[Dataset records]
---*---

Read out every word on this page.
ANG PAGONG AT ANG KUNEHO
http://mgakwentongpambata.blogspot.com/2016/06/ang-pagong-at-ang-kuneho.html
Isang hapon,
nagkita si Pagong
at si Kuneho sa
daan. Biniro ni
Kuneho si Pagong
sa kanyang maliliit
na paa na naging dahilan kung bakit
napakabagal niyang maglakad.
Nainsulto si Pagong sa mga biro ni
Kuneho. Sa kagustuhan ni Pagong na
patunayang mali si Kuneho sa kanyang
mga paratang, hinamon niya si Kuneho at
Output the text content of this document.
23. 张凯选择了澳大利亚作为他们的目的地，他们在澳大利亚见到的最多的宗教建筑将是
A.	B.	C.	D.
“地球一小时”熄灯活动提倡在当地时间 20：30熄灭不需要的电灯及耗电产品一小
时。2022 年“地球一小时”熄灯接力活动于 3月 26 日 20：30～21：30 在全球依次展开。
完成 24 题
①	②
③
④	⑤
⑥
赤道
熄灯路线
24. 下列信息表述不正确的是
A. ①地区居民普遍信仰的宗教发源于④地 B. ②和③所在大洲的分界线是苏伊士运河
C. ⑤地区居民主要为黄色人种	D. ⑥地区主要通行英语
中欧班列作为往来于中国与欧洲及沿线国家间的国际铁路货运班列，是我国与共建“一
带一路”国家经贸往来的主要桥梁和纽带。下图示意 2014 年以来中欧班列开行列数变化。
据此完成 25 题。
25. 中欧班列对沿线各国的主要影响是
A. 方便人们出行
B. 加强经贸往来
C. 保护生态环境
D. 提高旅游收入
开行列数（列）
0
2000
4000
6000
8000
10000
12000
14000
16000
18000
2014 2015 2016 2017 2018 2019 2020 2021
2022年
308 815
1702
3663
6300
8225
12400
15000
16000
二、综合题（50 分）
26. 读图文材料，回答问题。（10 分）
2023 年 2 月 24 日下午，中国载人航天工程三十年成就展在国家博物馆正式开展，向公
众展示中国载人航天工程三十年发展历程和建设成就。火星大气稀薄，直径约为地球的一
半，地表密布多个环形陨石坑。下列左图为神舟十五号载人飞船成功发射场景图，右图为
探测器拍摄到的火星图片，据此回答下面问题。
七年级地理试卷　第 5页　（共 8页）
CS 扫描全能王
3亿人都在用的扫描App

---*---

**PROBLEM STATEMENT:**
Pick out every line holding the string "kanyang" and return it.

**WRITTEN SOLUTION:**
sa kanyang maliliit
patunayang mali si Kuneho sa kanyang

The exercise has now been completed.